***** SUPPLIED RECORDS

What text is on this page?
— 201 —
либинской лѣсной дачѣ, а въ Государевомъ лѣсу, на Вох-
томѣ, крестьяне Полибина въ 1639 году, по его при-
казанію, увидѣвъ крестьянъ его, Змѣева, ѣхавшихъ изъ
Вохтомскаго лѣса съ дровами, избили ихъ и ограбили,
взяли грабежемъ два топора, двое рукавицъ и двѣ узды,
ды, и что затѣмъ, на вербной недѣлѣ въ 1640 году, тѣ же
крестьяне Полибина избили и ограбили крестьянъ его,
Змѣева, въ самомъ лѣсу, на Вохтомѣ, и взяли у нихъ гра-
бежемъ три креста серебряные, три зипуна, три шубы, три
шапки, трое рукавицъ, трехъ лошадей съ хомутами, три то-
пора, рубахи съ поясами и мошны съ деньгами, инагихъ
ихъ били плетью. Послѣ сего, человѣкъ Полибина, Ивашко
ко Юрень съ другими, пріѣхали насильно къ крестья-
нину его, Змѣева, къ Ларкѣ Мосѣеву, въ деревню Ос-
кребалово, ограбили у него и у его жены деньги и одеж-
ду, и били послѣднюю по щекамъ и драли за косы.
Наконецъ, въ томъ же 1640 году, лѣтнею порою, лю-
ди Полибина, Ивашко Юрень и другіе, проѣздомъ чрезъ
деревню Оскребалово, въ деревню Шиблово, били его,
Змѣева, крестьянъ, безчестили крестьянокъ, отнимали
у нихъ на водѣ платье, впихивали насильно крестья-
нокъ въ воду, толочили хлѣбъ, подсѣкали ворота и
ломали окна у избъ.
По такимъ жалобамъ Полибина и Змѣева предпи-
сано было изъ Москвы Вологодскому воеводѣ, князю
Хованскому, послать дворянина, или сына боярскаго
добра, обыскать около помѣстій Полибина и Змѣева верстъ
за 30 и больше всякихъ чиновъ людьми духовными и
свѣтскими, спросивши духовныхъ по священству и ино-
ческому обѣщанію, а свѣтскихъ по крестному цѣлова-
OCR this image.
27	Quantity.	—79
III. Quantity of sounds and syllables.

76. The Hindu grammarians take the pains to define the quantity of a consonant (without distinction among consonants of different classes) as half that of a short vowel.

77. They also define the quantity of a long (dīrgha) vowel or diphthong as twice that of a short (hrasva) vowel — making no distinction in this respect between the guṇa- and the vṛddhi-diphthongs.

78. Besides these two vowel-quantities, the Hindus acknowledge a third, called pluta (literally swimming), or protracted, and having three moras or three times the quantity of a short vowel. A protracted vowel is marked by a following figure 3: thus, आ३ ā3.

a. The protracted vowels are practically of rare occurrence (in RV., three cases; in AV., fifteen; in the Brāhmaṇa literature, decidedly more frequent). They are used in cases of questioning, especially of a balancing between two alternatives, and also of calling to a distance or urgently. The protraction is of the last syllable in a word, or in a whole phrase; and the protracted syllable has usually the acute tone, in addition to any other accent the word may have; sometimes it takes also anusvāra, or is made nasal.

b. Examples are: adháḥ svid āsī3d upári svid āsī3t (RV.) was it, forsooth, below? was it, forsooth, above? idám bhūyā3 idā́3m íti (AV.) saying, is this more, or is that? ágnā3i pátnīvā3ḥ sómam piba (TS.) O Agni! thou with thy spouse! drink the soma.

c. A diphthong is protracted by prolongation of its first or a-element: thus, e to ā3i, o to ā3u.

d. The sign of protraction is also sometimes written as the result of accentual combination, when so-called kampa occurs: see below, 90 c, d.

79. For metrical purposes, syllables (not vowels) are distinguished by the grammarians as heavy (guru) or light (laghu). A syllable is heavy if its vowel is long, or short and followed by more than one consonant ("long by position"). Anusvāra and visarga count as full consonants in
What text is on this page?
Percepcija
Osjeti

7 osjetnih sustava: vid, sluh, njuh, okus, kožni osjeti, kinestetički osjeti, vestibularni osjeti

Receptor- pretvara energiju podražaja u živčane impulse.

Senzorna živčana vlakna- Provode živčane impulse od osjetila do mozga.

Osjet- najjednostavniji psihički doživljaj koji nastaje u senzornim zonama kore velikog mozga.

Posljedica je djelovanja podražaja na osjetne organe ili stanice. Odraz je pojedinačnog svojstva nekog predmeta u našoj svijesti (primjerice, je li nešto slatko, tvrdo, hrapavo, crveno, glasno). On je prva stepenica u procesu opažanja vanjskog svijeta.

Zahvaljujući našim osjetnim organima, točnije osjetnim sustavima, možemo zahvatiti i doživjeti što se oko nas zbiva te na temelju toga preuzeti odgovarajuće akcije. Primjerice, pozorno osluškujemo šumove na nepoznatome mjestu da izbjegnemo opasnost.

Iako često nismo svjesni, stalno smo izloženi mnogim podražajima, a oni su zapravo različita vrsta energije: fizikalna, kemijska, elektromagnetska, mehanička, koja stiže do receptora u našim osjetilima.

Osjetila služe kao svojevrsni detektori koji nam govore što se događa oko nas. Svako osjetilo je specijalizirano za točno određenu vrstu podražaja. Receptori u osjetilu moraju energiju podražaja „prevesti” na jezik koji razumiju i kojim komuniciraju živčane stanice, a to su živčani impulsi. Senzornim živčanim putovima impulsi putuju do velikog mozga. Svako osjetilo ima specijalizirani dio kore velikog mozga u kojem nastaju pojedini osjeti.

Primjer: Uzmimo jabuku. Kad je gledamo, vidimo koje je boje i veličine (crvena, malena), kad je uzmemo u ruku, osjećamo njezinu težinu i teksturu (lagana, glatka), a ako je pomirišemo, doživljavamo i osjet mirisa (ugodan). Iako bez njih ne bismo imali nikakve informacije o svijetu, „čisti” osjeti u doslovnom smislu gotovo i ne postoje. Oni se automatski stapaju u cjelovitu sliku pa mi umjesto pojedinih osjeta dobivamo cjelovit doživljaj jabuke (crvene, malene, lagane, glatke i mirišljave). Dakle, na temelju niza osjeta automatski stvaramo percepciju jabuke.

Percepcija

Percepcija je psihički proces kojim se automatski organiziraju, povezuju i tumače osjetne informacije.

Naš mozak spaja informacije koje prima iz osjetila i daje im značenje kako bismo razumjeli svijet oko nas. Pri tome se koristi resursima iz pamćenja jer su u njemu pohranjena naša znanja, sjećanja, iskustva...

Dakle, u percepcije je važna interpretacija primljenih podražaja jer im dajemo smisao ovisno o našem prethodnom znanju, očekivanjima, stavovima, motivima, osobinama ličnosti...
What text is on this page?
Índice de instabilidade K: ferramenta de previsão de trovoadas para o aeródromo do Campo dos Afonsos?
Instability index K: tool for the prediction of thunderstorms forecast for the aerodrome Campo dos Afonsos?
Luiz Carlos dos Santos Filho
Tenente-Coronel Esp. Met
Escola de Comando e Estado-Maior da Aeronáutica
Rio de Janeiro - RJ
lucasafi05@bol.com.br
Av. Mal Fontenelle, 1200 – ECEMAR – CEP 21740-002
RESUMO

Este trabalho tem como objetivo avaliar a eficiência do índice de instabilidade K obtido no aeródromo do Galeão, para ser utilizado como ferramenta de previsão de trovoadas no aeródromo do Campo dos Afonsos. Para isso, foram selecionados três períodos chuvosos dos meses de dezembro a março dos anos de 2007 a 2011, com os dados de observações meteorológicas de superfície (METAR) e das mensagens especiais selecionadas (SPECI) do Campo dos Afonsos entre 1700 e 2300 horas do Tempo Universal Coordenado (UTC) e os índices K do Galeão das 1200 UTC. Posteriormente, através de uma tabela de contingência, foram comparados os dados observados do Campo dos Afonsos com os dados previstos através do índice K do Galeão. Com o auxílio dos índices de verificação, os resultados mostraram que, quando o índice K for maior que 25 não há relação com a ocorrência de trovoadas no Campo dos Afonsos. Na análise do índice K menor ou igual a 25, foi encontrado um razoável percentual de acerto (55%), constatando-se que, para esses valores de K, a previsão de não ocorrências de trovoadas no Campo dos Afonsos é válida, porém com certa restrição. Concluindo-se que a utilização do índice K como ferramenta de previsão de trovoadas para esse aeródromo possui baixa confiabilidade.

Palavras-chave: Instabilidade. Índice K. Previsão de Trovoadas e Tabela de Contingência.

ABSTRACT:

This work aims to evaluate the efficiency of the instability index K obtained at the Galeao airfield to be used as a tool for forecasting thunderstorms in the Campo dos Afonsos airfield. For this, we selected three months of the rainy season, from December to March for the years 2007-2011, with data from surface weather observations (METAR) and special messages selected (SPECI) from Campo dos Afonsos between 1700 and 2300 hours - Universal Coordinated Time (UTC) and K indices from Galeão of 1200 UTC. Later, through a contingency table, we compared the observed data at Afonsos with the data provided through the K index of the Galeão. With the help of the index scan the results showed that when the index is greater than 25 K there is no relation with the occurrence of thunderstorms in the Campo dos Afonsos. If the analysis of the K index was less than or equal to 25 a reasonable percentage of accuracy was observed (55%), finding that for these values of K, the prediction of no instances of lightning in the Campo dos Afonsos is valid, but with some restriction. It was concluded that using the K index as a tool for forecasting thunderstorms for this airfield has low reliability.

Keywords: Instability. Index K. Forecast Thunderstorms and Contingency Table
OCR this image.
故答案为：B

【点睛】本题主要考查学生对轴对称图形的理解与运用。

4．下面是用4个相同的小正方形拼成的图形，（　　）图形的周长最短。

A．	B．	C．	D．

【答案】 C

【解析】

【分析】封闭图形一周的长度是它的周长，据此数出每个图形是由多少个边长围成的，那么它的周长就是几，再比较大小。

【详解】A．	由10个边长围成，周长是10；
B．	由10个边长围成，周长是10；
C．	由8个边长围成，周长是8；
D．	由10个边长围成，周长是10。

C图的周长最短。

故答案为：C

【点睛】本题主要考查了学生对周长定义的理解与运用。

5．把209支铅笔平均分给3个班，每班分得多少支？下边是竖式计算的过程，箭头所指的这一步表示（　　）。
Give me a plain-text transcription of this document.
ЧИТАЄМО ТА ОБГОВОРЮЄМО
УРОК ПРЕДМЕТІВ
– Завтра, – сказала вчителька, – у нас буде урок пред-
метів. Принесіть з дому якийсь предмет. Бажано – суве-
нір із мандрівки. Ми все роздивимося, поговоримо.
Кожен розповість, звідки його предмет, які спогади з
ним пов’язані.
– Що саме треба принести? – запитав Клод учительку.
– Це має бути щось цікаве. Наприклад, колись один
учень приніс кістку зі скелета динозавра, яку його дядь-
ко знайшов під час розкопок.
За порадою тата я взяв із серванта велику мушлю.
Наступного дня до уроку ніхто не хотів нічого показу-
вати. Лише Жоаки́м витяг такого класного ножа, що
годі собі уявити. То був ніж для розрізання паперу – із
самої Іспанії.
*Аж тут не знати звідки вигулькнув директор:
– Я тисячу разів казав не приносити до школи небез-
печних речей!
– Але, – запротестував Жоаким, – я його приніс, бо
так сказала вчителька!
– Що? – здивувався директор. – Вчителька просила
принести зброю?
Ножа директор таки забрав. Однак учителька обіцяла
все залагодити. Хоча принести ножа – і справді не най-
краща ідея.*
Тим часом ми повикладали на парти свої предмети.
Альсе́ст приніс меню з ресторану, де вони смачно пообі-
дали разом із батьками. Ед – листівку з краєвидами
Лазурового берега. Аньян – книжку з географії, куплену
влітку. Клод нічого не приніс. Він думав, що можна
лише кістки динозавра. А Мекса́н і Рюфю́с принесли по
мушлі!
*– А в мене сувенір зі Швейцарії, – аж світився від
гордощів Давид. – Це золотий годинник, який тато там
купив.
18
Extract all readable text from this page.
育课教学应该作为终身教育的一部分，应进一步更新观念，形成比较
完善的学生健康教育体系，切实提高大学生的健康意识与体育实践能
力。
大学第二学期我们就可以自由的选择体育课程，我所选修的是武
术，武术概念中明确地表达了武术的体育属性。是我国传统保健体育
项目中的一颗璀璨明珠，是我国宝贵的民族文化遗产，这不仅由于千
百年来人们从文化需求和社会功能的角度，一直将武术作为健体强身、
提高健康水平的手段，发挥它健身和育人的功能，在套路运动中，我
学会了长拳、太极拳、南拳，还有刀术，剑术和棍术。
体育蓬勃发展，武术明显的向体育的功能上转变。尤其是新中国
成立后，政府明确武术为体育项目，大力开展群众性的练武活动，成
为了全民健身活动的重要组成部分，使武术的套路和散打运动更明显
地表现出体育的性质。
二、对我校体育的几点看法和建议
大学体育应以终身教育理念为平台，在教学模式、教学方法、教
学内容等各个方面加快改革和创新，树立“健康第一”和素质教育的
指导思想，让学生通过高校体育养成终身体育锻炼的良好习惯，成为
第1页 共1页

**********

* EXERCISE *
Every line of the listing that holds "podražaja" should be found and copied.

* ANSWER TO THIS TASK *
Receptor- pretvara energiju podražaja u živčane impulse.
Posljedica je djelovanja podražaja na osjetne organe ili stanice. Odraz je pojedinačnog svojstva nekog predmeta u našoj svijesti (primjerice, je li nešto slatko, tvrdo, hrapavo, crveno, glasno). On je prva stepenica u procesu opažanja vanjskog svijeta.
Osjetila služe kao svojevrsni detektori koji nam govore što se događa oko nas. Svako osjetilo je specijalizirano za točno određenu vrstu podražaja. Receptori u osjetilu moraju energiju podražaja „prevesti” na jezik koji razumiju i kojim komuniciraju živčane stanice, a to su živčani impulsi. Senzornim živčanim putovima impulsi putuju do velikog mozga. Svako osjetilo ima specijalizirani dio kore velikog mozga u kojem nastaju pojedini osjeti.
Dakle, u percepcije je važna interpretacija primljenih podražaja jer im dajemo smisao ovisno o našem prethodnom znanju, očekivanjima, stavovima, motivima, osobinama ličnosti...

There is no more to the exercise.